§ Do this
Skip every picture and transcribe the remaining material exactly.

[START OF Data provided]

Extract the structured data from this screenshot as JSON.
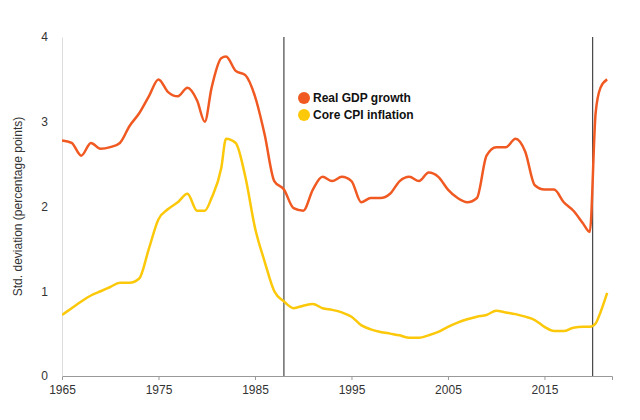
{
  "chart_data": {
    "type": "line",
    "y_label": "Std. deviation (percentage points)",
    "x": [
      1965,
      1966,
      1967,
      1968,
      1969,
      1970,
      1971,
      1972,
      1973,
      1974,
      1975,
      1976,
      1977,
      1978,
      1979,
      1979.8,
      1980.5,
      1981.5,
      1982,
      1983,
      1984,
      1985,
      1986,
      1987,
      1988,
      1989,
      1990,
      1991,
      1992,
      1993,
      1994,
      1995,
      1996,
      1997,
      1998,
      1999,
      2000,
      2001,
      2002,
      2003,
      2004,
      2005,
      2006,
      2007,
      2008,
      2009,
      2010,
      2011,
      2012,
      2013,
      2014,
      2015,
      2016,
      2017,
      2018,
      2019,
      2019.7,
      2020.3,
      2020.8,
      2021.5
    ],
    "series": [
      {
        "name": "Real GDP growth",
        "color": "#f05a22",
        "values": [
          2.78,
          2.75,
          2.6,
          2.75,
          2.68,
          2.7,
          2.75,
          2.95,
          3.1,
          3.3,
          3.5,
          3.35,
          3.3,
          3.4,
          3.25,
          3.0,
          3.4,
          3.75,
          3.77,
          3.6,
          3.55,
          3.3,
          2.85,
          2.3,
          2.2,
          1.98,
          1.95,
          2.2,
          2.35,
          2.3,
          2.35,
          2.3,
          2.05,
          2.1,
          2.1,
          2.15,
          2.3,
          2.35,
          2.3,
          2.4,
          2.35,
          2.2,
          2.1,
          2.05,
          2.1,
          2.6,
          2.7,
          2.7,
          2.8,
          2.65,
          2.25,
          2.2,
          2.2,
          2.05,
          1.95,
          1.8,
          1.7,
          3.1,
          3.4,
          3.5
        ]
      },
      {
        "name": "Core CPI inflation",
        "color": "#fcc80a",
        "values": [
          0.72,
          0.8,
          0.88,
          0.95,
          1.0,
          1.05,
          1.1,
          1.1,
          1.15,
          1.5,
          1.85,
          1.97,
          2.05,
          2.15,
          1.95,
          1.95,
          2.1,
          2.45,
          2.8,
          2.75,
          2.35,
          1.75,
          1.35,
          1.0,
          0.88,
          0.8,
          0.83,
          0.85,
          0.8,
          0.78,
          0.75,
          0.7,
          0.6,
          0.55,
          0.52,
          0.5,
          0.48,
          0.45,
          0.45,
          0.48,
          0.52,
          0.58,
          0.63,
          0.67,
          0.7,
          0.72,
          0.77,
          0.75,
          0.73,
          0.7,
          0.66,
          0.58,
          0.53,
          0.53,
          0.57,
          0.58,
          0.58,
          0.62,
          0.75,
          0.98
        ]
      }
    ],
    "vlines": [
      1988,
      2020
    ],
    "xlim": [
      1965,
      2022
    ],
    "xticks": [
      1965,
      1975,
      1985,
      1995,
      2005,
      2015
    ],
    "ylim": [
      0,
      4
    ],
    "yticks": [
      0,
      1,
      2,
      3,
      4
    ],
    "legend": "top",
    "grid": false
  }
}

[END OF Data provided]

§ Exercise output
Extract the structured data from this screenshot as JSON.
{
  "chart_data": {
    "type": "line",
    "y_label": "Std. deviation (percentage points)",
    "x": [
      1965,
      1966,
      1967,
      1968,
      1969,
      1970,
      1971,
      1972,
      1973,
      1974,
      1975,
      1976,
      1977,
      1978,
      1979,
      1979.8,
      1980.5,
      1981.5,
      1982,
      1983,
      1984,
      1985,
      1986,
      1987,
      1988,
      1989,
      1990,
      1991,
      1992,
      1993,
      1994,
      1995,
      1996,
      1997,
      1998,
      1999,
      2000,
      2001,
      2002,
      2003,
      2004,
      2005,
      2006,
      2007,
      2008,
      2009,
      2010,
      2011,
      2012,
      2013,
      2014,
      2015,
      2016,
      2017,
      2018,
      2019,
      2019.7,
      2020.3,
      2020.8,
      2021.5
    ],
    "series": [
      {
        "name": "Real GDP growth",
        "color": "#f05a22",
        "values": [
          2.78,
          2.75,
          2.6,
          2.75,
          2.68,
          2.7,
          2.75,
          2.95,
          3.1,
          3.3,
          3.5,
          3.35,
          3.3,
          3.4,
          3.25,
          3.0,
          3.4,
          3.75,
          3.77,
          3.6,
          3.55,
          3.3,
          2.85,
          2.3,
          2.2,
          1.98,
          1.95,
          2.2,
          2.35,
          2.3,
          2.35,
          2.3,
          2.05,
          2.1,
          2.1,
          2.15,
          2.3,
          2.35,
          2.3,
          2.4,
          2.35,
          2.2,
          2.1,
          2.05,
          2.1,
          2.6,
          2.7,
          2.7,
          2.8,
          2.65,
          2.25,
          2.2,
          2.2,
          2.05,
          1.95,
          1.8,
          1.7,
          3.1,
          3.4,
          3.5
        ]
      },
      {
        "name": "Core CPI inflation",
        "color": "#fcc80a",
        "values": [
          0.72,
          0.8,
          0.88,
          0.95,
          1.0,
          1.05,
          1.1,
          1.1,
          1.15,
          1.5,
          1.85,
          1.97,
          2.05,
          2.15,
          1.95,
          1.95,
          2.1,
          2.45,
          2.8,
          2.75,
          2.35,
          1.75,
          1.35,
          1.0,
          0.88,
          0.8,
          0.83,
          0.85,
          0.8,
          0.78,
          0.75,
          0.7,
          0.6,
          0.55,
          0.52,
          0.5,
          0.48,
          0.45,
          0.45,
          0.48,
          0.52,
          0.58,
          0.63,
          0.67,
          0.7,
          0.72,
          0.77,
          0.75,
          0.73,
          0.7,
          0.66,
          0.58,
          0.53,
          0.53,
          0.57,
          0.58,
          0.58,
          0.62,
          0.75,
          0.98
        ]
      }
    ],
    "vlines": [
      1988,
      2020
    ],
    "xlim": [
      1965,
      2022
    ],
    "xticks": [
      1965,
      1975,
      1985,
      1995,
      2005,
      2015
    ],
    "ylim": [
      0,
      4
    ],
    "yticks": [
      0,
      1,
      2,
      3,
      4
    ],
    "legend": "top",
    "grid": false
  }
}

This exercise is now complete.